> **Task requirements**
Identify all lines in the listing that include the word "volume", and copy them out.

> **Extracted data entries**
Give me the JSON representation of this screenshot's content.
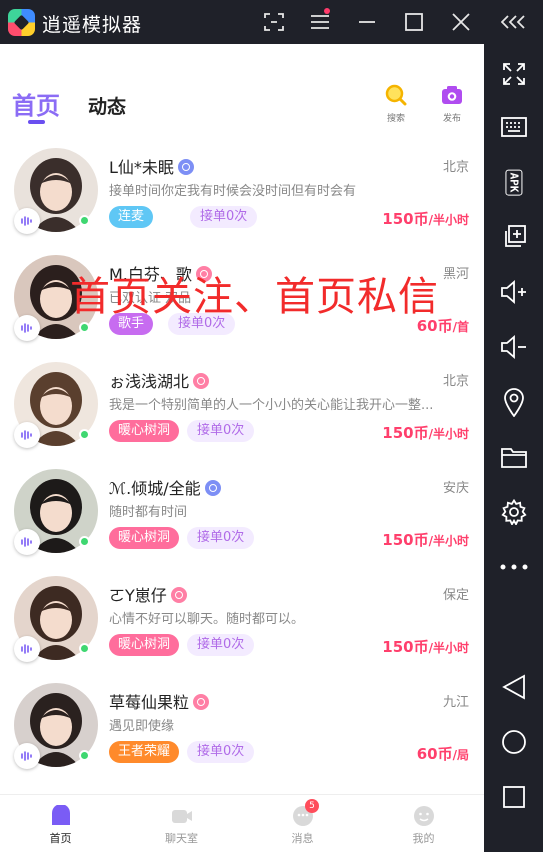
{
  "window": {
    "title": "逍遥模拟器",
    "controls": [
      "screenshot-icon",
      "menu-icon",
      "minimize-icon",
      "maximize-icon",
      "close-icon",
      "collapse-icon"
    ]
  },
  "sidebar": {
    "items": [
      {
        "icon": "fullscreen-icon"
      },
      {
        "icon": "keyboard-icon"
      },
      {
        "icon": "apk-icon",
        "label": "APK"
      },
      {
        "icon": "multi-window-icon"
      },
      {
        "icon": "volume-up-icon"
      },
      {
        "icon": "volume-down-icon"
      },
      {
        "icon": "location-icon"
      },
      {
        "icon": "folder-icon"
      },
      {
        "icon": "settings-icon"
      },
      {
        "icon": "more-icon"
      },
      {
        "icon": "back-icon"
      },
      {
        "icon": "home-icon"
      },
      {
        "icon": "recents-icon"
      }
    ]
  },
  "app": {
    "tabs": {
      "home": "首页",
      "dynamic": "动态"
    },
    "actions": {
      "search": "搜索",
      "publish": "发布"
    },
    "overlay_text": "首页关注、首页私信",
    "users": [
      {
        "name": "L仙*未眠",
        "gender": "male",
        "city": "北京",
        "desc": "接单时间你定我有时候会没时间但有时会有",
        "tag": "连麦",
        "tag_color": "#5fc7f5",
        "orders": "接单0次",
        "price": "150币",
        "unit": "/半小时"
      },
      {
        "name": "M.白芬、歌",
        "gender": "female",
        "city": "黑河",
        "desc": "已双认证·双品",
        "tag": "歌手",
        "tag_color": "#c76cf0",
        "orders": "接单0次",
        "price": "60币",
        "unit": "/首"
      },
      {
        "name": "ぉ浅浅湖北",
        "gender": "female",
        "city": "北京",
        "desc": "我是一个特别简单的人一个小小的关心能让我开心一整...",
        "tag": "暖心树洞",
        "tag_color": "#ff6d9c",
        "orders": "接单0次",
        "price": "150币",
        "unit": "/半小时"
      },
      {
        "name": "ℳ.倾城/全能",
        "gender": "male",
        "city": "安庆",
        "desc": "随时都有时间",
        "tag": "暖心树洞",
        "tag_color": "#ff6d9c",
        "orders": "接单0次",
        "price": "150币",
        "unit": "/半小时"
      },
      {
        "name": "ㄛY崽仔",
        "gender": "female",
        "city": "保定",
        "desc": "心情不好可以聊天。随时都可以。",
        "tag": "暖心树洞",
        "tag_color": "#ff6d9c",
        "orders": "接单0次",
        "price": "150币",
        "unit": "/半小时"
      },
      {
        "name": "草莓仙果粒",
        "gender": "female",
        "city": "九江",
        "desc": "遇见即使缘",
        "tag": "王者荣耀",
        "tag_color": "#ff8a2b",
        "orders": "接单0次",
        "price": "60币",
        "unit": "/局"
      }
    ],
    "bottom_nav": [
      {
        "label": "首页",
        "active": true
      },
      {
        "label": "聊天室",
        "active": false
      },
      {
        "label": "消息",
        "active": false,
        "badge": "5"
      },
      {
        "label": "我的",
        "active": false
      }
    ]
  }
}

> **Completed task**
        "icon": "volume-up-icon"
        "icon": "volume-down-icon"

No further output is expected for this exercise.